WORK TO BE COMPLETED: Copy out everything from the first of the rows below down to the line containing "tem-image <box>137 1 197 54</box>", inclusive, character for character.

□ □ □ □ □

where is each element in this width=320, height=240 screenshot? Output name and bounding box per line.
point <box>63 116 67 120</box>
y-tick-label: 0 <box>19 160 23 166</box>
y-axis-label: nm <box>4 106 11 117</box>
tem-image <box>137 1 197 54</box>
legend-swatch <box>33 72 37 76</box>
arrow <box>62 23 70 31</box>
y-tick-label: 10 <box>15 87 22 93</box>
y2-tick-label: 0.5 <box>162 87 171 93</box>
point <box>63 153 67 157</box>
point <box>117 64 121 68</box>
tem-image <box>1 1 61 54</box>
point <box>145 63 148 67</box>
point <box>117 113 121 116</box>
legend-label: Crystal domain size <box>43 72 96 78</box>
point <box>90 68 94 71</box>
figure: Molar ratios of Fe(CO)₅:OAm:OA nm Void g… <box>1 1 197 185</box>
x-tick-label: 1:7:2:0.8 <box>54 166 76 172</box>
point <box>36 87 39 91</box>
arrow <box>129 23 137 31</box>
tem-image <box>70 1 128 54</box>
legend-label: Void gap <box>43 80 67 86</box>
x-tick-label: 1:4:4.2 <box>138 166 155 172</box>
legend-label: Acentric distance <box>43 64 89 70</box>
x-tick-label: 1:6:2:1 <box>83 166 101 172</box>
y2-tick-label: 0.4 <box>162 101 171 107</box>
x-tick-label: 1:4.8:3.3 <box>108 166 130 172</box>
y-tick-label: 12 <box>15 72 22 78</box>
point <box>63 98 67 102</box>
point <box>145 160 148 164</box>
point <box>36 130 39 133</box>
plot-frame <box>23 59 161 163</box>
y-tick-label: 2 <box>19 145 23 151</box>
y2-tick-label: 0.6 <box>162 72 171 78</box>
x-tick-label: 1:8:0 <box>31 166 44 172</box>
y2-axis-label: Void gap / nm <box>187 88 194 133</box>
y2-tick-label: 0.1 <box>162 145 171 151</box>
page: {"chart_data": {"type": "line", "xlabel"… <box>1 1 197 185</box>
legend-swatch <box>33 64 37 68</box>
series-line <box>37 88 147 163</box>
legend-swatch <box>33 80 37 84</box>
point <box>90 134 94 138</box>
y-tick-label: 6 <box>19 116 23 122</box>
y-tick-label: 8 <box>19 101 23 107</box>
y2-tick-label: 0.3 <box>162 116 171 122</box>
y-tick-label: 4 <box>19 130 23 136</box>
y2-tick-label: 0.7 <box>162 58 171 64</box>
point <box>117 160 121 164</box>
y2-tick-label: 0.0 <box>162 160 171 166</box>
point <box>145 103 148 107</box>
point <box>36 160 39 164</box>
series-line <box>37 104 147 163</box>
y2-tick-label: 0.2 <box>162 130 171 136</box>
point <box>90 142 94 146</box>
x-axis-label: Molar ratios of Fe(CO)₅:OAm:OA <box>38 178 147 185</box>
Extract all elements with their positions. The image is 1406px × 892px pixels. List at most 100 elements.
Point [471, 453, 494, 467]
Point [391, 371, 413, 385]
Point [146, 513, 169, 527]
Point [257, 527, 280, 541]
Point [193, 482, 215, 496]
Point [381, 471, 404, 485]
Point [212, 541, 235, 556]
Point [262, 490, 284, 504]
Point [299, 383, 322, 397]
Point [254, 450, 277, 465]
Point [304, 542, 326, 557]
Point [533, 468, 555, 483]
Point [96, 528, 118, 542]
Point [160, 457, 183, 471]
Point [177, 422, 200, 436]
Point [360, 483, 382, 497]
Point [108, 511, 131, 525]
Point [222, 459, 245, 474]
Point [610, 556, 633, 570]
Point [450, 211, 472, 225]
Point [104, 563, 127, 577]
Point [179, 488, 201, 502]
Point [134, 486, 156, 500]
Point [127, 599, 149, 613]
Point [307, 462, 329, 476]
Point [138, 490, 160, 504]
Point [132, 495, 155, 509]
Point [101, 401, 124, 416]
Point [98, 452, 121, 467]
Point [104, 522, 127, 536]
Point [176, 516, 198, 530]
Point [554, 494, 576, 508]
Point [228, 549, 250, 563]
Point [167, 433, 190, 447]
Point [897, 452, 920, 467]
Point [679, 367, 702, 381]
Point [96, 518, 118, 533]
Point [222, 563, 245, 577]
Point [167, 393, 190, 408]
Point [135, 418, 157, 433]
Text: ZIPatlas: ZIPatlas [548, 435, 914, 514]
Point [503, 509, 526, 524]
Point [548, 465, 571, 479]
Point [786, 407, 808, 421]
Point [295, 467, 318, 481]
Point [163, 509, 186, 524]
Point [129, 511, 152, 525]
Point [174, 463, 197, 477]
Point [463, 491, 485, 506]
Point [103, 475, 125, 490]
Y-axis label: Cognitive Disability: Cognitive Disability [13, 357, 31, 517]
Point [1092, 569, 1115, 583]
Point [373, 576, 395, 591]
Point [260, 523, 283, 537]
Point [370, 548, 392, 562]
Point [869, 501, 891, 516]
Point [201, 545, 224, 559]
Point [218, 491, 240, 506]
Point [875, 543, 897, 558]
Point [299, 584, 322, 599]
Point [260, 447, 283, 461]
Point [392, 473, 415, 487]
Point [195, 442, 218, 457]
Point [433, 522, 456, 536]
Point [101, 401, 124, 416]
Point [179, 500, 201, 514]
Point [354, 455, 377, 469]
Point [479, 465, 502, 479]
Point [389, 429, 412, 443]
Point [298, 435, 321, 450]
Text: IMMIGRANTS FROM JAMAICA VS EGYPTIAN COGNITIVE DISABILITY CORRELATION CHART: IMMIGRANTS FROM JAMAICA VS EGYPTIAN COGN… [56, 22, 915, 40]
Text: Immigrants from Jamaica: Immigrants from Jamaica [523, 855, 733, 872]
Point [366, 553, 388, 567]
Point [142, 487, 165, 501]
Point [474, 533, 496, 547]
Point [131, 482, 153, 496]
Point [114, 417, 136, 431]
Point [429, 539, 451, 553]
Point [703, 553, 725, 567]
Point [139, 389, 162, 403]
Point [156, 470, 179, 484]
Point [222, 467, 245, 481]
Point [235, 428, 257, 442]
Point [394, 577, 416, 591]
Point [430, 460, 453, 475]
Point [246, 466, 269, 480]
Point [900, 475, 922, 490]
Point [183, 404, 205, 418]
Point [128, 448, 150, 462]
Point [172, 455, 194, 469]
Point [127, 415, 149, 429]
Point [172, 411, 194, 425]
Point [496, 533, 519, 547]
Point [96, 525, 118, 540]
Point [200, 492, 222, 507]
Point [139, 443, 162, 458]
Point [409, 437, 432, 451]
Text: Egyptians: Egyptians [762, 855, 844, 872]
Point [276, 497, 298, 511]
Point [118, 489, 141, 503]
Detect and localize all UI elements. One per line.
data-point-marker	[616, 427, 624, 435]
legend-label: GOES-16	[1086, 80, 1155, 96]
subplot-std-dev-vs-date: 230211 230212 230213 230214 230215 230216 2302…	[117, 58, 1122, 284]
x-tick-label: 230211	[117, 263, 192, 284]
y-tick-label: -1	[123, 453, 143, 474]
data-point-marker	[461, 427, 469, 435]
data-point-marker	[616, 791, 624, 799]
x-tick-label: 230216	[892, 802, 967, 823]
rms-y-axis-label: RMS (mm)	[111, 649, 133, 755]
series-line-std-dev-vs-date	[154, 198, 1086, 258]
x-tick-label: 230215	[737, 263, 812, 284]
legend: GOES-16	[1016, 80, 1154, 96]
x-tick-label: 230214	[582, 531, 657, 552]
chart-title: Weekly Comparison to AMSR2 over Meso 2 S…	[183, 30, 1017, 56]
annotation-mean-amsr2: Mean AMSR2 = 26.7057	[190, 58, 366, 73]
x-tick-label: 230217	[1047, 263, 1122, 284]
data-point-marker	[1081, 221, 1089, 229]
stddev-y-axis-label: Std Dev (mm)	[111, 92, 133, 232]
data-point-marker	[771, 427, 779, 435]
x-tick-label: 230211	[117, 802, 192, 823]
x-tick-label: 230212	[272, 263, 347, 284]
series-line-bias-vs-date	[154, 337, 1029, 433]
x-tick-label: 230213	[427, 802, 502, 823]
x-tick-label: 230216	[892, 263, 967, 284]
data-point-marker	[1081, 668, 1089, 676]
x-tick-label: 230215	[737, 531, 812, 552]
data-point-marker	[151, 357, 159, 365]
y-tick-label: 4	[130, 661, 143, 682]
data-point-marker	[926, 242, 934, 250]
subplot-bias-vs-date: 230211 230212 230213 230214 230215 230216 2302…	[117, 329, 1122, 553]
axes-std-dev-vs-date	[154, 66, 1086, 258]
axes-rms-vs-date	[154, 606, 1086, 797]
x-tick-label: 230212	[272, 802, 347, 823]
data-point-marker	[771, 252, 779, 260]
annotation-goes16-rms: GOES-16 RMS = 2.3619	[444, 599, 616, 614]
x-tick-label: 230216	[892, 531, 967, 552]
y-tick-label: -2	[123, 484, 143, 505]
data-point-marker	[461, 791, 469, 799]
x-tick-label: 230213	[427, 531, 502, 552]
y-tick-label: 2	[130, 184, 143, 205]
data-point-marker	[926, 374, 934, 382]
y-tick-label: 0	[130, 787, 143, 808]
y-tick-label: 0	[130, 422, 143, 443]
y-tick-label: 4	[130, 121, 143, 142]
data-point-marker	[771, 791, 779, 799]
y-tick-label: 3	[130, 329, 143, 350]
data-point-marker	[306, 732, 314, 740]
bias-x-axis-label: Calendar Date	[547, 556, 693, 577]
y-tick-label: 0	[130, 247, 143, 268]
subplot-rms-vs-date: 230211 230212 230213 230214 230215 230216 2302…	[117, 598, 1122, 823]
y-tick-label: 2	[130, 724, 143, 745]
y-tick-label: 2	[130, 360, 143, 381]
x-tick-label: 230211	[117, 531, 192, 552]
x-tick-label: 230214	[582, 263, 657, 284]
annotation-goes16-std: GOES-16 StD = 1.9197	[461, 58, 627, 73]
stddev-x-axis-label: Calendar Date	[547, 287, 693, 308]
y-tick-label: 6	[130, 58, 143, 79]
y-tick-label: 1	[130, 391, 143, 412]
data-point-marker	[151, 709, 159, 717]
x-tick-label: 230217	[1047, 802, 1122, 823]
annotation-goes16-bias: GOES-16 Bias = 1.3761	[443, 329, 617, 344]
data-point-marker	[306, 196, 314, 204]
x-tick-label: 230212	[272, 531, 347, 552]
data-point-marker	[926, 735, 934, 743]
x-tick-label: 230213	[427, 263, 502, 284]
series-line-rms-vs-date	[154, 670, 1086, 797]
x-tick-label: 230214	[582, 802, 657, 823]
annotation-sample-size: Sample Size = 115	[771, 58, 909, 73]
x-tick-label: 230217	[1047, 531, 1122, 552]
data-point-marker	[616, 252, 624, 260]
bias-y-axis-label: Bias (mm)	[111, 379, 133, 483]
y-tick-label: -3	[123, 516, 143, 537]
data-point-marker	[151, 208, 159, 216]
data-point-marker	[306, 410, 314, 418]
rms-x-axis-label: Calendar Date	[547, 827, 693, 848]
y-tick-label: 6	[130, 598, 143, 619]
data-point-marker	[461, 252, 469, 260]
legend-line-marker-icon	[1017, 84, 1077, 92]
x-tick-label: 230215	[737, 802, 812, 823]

□ □ □ □ □

SOLUTION TO THE PROBLEM:
where is each element in this width=320, height=240 screenshot? Output name and bounding box per line.
point <box>63 116 67 120</box>
y-tick-label: 0 <box>19 160 23 166</box>
y-axis-label: nm <box>4 106 11 117</box>
tem-image <box>137 1 197 54</box>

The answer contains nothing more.